* _Aim of the exercise_
In the listing below, pick out lines with "errors".
______
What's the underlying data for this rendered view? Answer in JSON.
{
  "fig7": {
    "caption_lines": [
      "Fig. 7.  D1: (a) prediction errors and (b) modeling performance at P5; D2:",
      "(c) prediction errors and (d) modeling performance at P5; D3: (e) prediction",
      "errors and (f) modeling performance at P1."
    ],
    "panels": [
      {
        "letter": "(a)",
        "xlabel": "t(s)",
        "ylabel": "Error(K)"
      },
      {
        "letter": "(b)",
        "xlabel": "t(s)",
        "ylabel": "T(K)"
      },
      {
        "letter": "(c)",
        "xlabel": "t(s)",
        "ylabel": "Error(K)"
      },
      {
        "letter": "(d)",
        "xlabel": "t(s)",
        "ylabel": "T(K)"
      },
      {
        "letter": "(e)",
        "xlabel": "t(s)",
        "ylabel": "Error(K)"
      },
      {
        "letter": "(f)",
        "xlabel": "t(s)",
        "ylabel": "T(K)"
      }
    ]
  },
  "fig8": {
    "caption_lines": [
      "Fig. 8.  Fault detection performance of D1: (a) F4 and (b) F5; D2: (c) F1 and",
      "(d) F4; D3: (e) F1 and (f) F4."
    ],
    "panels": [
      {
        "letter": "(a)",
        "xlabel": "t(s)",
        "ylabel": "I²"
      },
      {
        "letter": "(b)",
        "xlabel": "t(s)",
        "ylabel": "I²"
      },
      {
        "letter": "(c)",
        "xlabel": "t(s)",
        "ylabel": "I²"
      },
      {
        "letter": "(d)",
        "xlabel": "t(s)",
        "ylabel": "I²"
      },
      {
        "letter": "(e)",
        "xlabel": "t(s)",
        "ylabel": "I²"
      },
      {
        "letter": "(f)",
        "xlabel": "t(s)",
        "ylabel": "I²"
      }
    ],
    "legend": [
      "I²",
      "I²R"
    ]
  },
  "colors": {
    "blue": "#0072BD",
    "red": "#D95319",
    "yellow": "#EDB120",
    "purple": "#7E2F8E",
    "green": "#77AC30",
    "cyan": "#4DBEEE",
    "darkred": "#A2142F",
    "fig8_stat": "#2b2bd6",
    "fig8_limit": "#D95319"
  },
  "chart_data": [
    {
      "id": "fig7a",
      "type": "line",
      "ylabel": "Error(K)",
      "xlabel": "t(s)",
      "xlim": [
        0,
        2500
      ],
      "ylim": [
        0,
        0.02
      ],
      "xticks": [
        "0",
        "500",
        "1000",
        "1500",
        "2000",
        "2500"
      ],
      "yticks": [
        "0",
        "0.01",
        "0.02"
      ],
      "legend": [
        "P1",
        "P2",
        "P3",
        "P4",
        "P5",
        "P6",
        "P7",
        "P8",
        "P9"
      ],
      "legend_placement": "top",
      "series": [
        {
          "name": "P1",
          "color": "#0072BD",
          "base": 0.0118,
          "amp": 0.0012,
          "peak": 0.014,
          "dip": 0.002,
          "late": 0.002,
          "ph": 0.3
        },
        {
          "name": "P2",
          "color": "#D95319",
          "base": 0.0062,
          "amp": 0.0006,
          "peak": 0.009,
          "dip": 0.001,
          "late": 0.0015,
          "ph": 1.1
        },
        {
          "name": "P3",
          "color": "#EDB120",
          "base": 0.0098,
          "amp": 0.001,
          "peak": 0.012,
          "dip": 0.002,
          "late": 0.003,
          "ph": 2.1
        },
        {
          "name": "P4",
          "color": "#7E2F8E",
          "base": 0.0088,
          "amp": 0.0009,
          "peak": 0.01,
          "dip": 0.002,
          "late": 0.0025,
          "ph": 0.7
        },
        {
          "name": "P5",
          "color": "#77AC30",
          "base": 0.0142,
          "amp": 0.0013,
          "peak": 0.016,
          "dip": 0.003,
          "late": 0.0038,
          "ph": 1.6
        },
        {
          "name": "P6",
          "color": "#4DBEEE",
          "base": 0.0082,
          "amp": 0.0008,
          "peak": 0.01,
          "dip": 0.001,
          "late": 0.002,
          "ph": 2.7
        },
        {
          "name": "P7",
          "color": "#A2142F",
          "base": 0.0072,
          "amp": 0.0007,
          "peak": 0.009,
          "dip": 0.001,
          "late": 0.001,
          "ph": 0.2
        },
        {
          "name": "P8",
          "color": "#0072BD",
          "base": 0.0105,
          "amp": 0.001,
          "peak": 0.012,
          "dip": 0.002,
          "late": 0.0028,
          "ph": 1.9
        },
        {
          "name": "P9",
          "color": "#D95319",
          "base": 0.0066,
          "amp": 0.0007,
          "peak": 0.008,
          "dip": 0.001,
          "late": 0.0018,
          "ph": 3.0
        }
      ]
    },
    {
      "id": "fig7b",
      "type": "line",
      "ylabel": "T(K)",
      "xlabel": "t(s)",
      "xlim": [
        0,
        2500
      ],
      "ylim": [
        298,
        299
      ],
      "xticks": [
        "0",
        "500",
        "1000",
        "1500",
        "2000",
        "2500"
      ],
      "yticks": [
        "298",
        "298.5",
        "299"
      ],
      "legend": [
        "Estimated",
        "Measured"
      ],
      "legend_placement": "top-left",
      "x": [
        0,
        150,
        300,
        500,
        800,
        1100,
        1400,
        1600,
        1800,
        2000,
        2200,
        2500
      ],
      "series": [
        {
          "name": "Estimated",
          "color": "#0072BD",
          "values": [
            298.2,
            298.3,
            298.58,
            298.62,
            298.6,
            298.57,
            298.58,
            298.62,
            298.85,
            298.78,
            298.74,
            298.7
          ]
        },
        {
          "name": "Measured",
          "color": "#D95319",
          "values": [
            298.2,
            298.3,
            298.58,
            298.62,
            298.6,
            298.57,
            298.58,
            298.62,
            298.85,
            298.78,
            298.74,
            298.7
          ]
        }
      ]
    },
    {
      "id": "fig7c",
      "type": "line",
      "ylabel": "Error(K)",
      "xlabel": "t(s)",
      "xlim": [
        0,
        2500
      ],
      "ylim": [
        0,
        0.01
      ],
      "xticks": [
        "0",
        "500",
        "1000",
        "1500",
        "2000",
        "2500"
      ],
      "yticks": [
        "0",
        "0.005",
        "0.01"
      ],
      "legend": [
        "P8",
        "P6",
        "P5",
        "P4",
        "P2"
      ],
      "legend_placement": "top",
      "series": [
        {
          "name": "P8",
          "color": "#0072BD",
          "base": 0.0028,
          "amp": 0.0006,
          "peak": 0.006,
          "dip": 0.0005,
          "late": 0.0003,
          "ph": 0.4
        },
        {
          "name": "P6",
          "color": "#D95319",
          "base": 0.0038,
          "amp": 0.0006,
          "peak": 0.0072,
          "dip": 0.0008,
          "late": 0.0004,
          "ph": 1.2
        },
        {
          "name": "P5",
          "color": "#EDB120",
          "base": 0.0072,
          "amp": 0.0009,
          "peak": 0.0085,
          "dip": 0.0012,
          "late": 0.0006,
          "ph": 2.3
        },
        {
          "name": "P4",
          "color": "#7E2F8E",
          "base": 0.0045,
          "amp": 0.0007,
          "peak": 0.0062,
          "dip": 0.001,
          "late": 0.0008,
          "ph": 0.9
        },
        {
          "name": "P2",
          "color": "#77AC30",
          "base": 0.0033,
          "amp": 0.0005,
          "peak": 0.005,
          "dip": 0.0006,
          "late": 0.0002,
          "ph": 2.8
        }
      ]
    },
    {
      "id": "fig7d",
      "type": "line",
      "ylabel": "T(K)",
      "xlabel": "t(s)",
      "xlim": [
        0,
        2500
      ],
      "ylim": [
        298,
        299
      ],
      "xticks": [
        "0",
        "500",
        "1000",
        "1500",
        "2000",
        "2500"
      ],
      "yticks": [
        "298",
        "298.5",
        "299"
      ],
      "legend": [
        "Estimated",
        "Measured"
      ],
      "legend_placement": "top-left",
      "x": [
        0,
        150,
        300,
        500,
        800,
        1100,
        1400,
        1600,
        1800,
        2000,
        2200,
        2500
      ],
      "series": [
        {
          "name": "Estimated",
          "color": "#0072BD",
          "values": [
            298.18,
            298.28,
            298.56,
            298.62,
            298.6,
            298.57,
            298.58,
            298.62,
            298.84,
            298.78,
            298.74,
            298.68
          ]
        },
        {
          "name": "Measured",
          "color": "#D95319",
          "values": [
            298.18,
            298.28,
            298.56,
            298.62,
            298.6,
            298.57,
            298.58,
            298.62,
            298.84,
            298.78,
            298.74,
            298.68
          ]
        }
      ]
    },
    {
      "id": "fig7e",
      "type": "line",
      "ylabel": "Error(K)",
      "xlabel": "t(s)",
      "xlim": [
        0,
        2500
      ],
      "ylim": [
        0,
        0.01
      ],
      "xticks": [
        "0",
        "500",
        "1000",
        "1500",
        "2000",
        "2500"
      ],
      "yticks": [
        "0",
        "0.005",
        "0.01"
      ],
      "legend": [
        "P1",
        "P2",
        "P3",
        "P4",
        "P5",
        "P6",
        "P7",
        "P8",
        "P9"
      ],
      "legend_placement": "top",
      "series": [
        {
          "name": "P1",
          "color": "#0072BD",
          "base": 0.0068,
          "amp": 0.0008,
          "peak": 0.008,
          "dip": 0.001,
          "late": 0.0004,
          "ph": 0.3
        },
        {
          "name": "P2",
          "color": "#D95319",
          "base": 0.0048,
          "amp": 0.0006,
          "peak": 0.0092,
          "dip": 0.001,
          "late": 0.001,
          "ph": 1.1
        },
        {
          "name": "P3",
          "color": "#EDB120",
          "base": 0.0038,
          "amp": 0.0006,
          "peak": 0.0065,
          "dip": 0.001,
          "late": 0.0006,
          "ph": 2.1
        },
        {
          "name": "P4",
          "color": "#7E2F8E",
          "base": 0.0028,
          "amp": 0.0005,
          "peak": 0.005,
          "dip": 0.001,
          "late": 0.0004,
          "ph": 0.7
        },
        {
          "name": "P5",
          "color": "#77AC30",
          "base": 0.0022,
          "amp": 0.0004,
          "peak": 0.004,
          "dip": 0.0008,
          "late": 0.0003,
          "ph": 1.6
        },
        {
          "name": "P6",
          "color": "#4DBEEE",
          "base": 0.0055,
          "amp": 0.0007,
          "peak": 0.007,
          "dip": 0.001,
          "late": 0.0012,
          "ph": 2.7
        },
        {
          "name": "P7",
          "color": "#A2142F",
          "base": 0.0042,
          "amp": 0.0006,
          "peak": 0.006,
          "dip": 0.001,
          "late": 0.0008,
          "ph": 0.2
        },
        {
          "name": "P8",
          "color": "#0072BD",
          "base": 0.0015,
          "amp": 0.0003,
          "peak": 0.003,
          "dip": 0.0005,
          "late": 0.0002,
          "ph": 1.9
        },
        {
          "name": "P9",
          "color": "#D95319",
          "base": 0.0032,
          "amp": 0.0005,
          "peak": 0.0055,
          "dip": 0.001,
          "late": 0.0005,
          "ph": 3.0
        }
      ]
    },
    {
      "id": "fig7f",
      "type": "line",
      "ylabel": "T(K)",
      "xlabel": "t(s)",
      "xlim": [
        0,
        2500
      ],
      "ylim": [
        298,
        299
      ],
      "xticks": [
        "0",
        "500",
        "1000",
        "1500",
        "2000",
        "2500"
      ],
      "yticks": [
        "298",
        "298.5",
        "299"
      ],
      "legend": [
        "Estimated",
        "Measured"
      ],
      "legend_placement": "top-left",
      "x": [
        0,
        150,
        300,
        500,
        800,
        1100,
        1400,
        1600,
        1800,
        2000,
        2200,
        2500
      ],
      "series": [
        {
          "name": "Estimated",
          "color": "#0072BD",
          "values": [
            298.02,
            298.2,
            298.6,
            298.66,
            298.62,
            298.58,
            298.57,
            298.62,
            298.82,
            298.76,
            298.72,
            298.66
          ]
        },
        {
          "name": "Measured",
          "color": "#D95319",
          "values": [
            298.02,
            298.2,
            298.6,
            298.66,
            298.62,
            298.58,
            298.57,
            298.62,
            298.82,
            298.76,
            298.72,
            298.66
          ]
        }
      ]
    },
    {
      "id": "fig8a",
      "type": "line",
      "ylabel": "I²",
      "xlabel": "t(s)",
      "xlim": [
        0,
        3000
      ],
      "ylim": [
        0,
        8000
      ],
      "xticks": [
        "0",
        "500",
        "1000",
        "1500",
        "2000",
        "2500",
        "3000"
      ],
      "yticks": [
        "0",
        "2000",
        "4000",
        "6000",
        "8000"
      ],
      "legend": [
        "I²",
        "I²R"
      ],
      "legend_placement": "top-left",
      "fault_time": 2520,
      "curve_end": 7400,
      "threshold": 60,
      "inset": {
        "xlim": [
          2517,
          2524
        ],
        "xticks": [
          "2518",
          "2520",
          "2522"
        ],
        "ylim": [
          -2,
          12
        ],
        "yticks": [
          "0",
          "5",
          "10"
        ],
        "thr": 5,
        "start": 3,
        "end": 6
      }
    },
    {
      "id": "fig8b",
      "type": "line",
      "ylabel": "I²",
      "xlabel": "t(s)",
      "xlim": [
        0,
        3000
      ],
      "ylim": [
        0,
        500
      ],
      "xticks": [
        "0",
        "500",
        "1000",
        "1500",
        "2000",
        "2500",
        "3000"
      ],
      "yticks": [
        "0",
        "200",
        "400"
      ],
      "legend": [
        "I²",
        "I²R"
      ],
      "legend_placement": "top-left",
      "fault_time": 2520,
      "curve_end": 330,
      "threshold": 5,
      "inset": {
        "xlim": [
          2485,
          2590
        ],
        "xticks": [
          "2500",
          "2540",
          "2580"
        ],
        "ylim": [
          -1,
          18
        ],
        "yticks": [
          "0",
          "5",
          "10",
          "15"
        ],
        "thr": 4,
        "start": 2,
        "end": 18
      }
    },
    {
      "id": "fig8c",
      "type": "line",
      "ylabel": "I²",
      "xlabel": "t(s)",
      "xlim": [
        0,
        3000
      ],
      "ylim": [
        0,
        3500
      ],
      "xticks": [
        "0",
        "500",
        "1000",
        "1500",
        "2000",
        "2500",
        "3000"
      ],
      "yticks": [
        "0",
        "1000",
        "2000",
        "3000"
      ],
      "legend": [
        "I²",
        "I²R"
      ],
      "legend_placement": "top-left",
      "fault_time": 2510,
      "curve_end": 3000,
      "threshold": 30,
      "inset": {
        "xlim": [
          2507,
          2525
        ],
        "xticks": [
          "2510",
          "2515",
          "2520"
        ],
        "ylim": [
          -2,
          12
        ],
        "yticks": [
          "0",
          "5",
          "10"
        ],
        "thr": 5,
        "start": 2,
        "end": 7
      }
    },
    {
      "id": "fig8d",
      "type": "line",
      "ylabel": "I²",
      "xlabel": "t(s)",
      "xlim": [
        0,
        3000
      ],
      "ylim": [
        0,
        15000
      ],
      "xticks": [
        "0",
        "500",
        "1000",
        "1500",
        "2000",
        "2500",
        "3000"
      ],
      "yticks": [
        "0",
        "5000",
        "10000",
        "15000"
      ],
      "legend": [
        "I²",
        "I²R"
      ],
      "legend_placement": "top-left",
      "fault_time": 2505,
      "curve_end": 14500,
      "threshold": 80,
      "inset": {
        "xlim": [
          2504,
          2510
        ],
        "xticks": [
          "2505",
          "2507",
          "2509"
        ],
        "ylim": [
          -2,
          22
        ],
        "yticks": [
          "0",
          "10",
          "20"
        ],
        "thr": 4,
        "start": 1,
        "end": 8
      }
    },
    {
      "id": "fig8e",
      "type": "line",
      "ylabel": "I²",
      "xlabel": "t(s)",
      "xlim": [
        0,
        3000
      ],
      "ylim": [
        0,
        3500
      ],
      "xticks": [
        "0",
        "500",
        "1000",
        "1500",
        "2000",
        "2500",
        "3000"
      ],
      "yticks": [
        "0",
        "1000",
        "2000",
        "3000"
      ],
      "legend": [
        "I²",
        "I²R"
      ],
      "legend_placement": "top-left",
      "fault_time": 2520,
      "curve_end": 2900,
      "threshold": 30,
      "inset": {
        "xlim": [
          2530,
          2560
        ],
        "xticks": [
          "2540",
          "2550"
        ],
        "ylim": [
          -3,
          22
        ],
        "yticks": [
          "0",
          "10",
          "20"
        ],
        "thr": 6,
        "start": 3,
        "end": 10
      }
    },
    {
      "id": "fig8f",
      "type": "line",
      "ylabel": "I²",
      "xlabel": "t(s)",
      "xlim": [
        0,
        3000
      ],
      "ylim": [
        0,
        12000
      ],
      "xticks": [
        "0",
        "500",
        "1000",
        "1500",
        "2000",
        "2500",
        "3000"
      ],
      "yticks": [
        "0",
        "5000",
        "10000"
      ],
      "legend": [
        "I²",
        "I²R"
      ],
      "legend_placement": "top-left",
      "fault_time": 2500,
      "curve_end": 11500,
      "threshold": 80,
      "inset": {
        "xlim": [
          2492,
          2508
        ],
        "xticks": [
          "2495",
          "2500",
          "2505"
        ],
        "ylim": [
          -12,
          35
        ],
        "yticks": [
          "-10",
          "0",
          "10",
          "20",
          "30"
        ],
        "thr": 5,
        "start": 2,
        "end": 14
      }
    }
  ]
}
______
* _Solution to this problem_
      "Fig. 7.  D1: (a) prediction errors and (b) modeling performance at P5; D2:",
      "(c) prediction errors and (d) modeling performance at P5; D3: (e) prediction",
      "errors and (f) modeling performance at P1."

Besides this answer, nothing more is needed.